[Records from a data collection]
• • • • • • •

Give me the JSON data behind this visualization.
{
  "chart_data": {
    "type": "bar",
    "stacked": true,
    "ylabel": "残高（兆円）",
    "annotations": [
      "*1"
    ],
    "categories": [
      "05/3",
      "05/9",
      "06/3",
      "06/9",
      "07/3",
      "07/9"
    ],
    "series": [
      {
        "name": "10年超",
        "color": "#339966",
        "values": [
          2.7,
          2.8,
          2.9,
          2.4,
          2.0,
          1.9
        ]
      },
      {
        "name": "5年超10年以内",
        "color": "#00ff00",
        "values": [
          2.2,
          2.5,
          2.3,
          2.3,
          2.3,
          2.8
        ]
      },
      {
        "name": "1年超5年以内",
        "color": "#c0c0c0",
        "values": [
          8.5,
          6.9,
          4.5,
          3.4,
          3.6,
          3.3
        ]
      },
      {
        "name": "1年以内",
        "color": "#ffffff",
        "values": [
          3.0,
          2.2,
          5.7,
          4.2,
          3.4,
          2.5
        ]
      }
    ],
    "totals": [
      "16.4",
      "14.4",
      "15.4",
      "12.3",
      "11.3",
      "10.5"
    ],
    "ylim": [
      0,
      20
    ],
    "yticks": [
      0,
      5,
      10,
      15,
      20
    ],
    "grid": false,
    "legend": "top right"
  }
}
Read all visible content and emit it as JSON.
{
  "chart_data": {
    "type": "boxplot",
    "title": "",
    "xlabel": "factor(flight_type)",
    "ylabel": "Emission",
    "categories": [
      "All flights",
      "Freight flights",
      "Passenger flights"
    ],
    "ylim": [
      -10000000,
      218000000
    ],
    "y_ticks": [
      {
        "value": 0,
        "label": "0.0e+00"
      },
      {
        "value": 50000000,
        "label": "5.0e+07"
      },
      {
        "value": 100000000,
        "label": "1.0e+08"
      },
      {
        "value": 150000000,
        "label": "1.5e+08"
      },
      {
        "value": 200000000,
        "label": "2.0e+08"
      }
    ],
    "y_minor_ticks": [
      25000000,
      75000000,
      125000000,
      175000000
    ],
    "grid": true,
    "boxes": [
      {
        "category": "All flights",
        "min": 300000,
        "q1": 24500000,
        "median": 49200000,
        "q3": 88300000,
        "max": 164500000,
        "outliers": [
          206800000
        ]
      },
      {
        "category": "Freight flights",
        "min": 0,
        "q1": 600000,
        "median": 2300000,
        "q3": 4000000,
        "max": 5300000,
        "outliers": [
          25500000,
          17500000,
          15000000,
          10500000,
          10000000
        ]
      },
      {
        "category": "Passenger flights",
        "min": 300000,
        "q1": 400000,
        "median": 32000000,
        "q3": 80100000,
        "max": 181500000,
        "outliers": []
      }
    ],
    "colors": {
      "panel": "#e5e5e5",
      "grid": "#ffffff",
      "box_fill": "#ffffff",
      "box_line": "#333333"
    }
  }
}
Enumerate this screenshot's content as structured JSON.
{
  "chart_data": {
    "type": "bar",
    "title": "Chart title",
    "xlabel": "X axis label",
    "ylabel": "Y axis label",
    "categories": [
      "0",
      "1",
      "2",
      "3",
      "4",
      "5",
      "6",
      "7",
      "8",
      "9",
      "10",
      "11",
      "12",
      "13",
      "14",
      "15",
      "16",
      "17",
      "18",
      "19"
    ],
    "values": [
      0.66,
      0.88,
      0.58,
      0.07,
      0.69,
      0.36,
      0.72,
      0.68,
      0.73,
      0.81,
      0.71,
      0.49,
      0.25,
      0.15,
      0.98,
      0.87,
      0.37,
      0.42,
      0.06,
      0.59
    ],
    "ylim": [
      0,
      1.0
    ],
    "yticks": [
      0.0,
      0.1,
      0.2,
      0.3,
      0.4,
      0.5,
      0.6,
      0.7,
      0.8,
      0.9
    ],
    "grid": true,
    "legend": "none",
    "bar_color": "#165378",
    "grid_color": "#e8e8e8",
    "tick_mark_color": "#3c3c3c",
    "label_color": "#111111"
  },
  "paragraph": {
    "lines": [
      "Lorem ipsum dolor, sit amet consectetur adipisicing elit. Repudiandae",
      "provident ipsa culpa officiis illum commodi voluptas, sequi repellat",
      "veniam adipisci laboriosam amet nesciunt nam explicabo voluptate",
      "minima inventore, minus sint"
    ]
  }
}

• • • • • • •

Extract the complete listing verbatim.

» Answer for this exercise
Give me the JSON data behind this visualization.
{
  "chart_data": {
    "type": "bar",
    "stacked": true,
    "ylabel": "残高（兆円）",
    "annotations": [
      "*1"
    ],
    "categories": [
      "05/3",
      "05/9",
      "06/3",
      "06/9",
      "07/3",
      "07/9"
    ],
    "series": [
      {
        "name": "10年超",
        "color": "#339966",
        "values": [
          2.7,
          2.8,
          2.9,
          2.4,
          2.0,
          1.9
        ]
      },
      {
        "name": "5年超10年以内",
        "color": "#00ff00",
        "values": [
          2.2,
          2.5,
          2.3,
          2.3,
          2.3,
          2.8
        ]
      },
      {
        "name": "1年超5年以内",
        "color": "#c0c0c0",
        "values": [
          8.5,
          6.9,
          4.5,
          3.4,
          3.6,
          3.3
        ]
      },
      {
        "name": "1年以内",
        "color": "#ffffff",
        "values": [
          3.0,
          2.2,
          5.7,
          4.2,
          3.4,
          2.5
        ]
      }
    ],
    "totals": [
      "16.4",
      "14.4",
      "15.4",
      "12.3",
      "11.3",
      "10.5"
    ],
    "ylim": [
      0,
      20
    ],
    "yticks": [
      0,
      5,
      10,
      15,
      20
    ],
    "grid": false,
    "legend": "top right"
  }
}
Read all visible content and emit it as JSON.
{
  "chart_data": {
    "type": "boxplot",
    "title": "",
    "xlabel": "factor(flight_type)",
    "ylabel": "Emission",
    "categories": [
      "All flights",
      "Freight flights",
      "Passenger flights"
    ],
    "ylim": [
      -10000000,
      218000000
    ],
    "y_ticks": [
      {
        "value": 0,
        "label": "0.0e+00"
      },
      {
        "value": 50000000,
        "label": "5.0e+07"
      },
      {
        "value": 100000000,
        "label": "1.0e+08"
      },
      {
        "value": 150000000,
        "label": "1.5e+08"
      },
      {
        "value": 200000000,
        "label": "2.0e+08"
      }
    ],
    "y_minor_ticks": [
      25000000,
      75000000,
      125000000,
      175000000
    ],
    "grid": true,
    "boxes": [
      {
        "category": "All flights",
        "min": 300000,
        "q1": 24500000,
        "median": 49200000,
        "q3": 88300000,
        "max": 164500000,
        "outliers": [
          206800000
        ]
      },
      {
        "category": "Freight flights",
        "min": 0,
        "q1": 600000,
        "median": 2300000,
        "q3": 4000000,
        "max": 5300000,
        "outliers": [
          25500000,
          17500000,
          15000000,
          10500000,
          10000000
        ]
      },
      {
        "category": "Passenger flights",
        "min": 300000,
        "q1": 400000,
        "median": 32000000,
        "q3": 80100000,
        "max": 181500000,
        "outliers": []
      }
    ],
    "colors": {
      "panel": "#e5e5e5",
      "grid": "#ffffff",
      "box_fill": "#ffffff",
      "box_line": "#333333"
    }
  }
}
Enumerate this screenshot's content as structured JSON.
{
  "chart_data": {
    "type": "bar",
    "title": "Chart title",
    "xlabel": "X axis label",
    "ylabel": "Y axis label",
    "categories": [
      "0",
      "1",
      "2",
      "3",
      "4",
      "5",
      "6",
      "7",
      "8",
      "9",
      "10",
      "11",
      "12",
      "13",
      "14",
      "15",
      "16",
      "17",
      "18",
      "19"
    ],
    "values": [
      0.66,
      0.88,
      0.58,
      0.07,
      0.69,
      0.36,
      0.72,
      0.68,
      0.73,
      0.81,
      0.71,
      0.49,
      0.25,
      0.15,
      0.98,
      0.87,
      0.37,
      0.42,
      0.06,
      0.59
    ],
    "ylim": [
      0,
      1.0
    ],
    "yticks": [
      0.0,
      0.1,
      0.2,
      0.3,
      0.4,
      0.5,
      0.6,
      0.7,
      0.8,
      0.9
    ],
    "grid": true,
    "legend": "none",
    "bar_color": "#165378",
    "grid_color": "#e8e8e8",
    "tick_mark_color": "#3c3c3c",
    "label_color": "#111111"
  },
  "paragraph": {
    "lines": [
      "Lorem ipsum dolor, sit amet consectetur adipisicing elit. Repudiandae",
      "provident ipsa culpa officiis illum commodi voluptas, sequi repellat",
      "veniam adipisci laboriosam amet nesciunt nam explicabo voluptate",
      "minima inventore, minus sint"
    ]
  }
}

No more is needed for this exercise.